The exercise
Each entry below must be repeated exactly, with pictures left out.

Given information
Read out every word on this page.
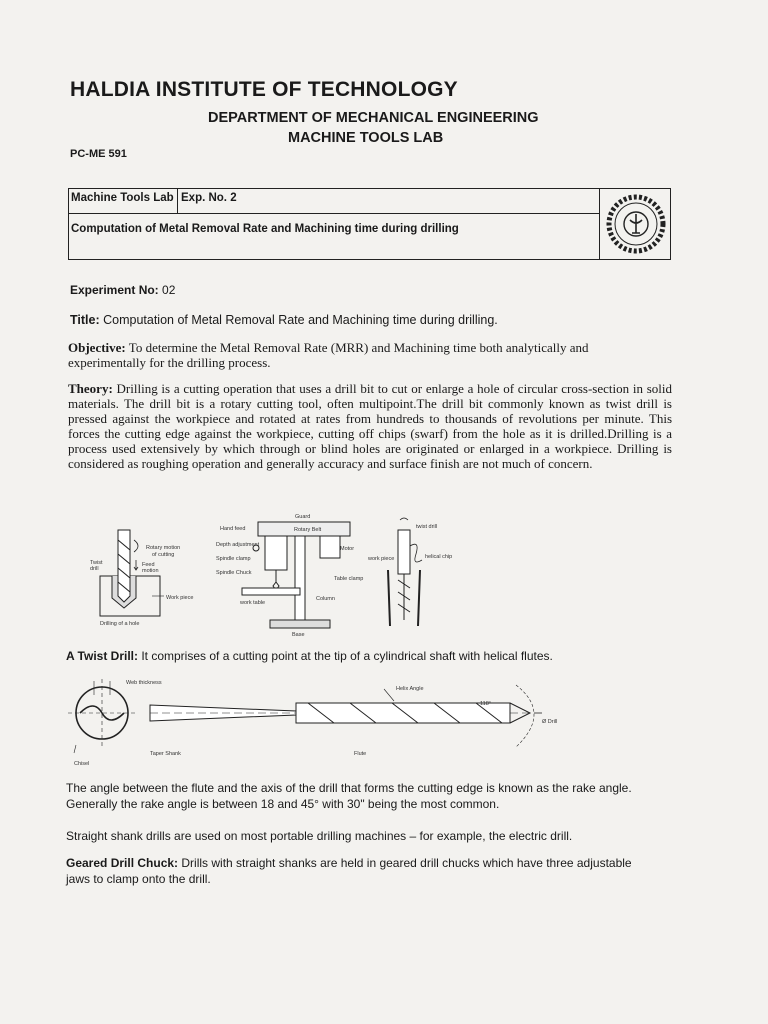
HALDIA INSTITUTE OF TECHNOLOGY
DEPARTMENT OF MECHANICAL ENGINEERING
MACHINE TOOLS LAB
PC-ME 591
Machine Tools Lab Exp. No. 2
Computation of Metal Removal Rate and Machining time during drilling
Experiment No: 02
Title: Computation of Metal Removal Rate and Machining time during drilling.
Objective: To determine the Metal Removal Rate (MRR) and Machining time both analytically and experimentally for the drilling process.
Theory: Drilling is a cutting operation that uses a drill bit to cut or enlarge a hole of circular cross-section in solid materials. The drill bit is a rotary cutting tool, often multipoint.The drill bit commonly known as twist drill is pressed against the workpiece and rotated at rates from hundreds to thousands of revolutions per minute. This forces the cutting edge against the workpiece, cutting off chips (swarf) from the hole as it is drilled.Drilling is a process used extensively by which through or blind holes are originated or enlarged in a workpiece. Drilling is considered as roughing operation and generally accuracy and surface finish are not much of concern.
Rotary motion
of cutting
Twist
drill
Feed
motion
Work piece
Drilling of a hole
Guard
Rotary Belt
Hand feed
Depth adjustment
Spindle clamp
Spindle Chuck
Motor
Table clamp
work table
Column
Base
twist drill
work piece	helical chip
A Twist Drill: It comprises of a cutting point at the tip of a cylindrical shaft with helical flutes.
Web thickness
Helix Angle
118°
Ø Drill
Taper Shank	Flute
Chisel
The angle between the flute and the axis of the drill that forms the cutting edge is known as the rake angle. Generally the rake angle is between 18 and 45° with 30" being the most common.
Straight shank drills are used on most portable drilling machines – for example, the electric drill.
Geared Drill Chuck: Drills with straight shanks are held in geared drill chucks which have three adjustable jaws to clamp onto the drill.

Output of the exercise
Read out every word on this page.
HALDIA INSTITUTE OF TECHNOLOGY
DEPARTMENT OF MECHANICAL ENGINEERING
MACHINE TOOLS LAB
PC-ME 591
Machine Tools Lab Exp. No. 2
Computation of Metal Removal Rate and Machining time during drilling
Experiment No: 02
Title: Computation of Metal Removal Rate and Machining time during drilling.
Objective: To determine the Metal Removal Rate (MRR) and Machining time both analytically and experimentally for the drilling process.
Theory: Drilling is a cutting operation that uses a drill bit to cut or enlarge a hole of circular cross-section in solid materials. The drill bit is a rotary cutting tool, often multipoint.The drill bit commonly known as twist drill is pressed against the workpiece and rotated at rates from hundreds to thousands of revolutions per minute. This forces the cutting edge against the workpiece, cutting off chips (swarf) from the hole as it is drilled.Drilling is a process used extensively by which through or blind holes are originated or enlarged in a workpiece. Drilling is considered as roughing operation and generally accuracy and surface finish are not much of concern.
Rotary motion
of cutting
Twist
drill
Feed
motion
Work piece
Drilling of a hole
Guard
Rotary Belt
Hand feed
Depth adjustment
Spindle clamp
Spindle Chuck
Motor
Table clamp
work table
Column
Base
twist drill
work piece	helical chip
A Twist Drill: It comprises of a cutting point at the tip of a cylindrical shaft with helical flutes.
Web thickness
Helix Angle
118°
Ø Drill
Taper Shank	Flute
Chisel
The angle between the flute and the axis of the drill that forms the cutting edge is known as the rake angle. Generally the rake angle is between 18 and 45° with 30" being the most common.
Straight shank drills are used on most portable drilling machines – for example, the electric drill.
Geared Drill Chuck: Drills with straight shanks are held in geared drill chucks which have three adjustable jaws to clamp onto the drill.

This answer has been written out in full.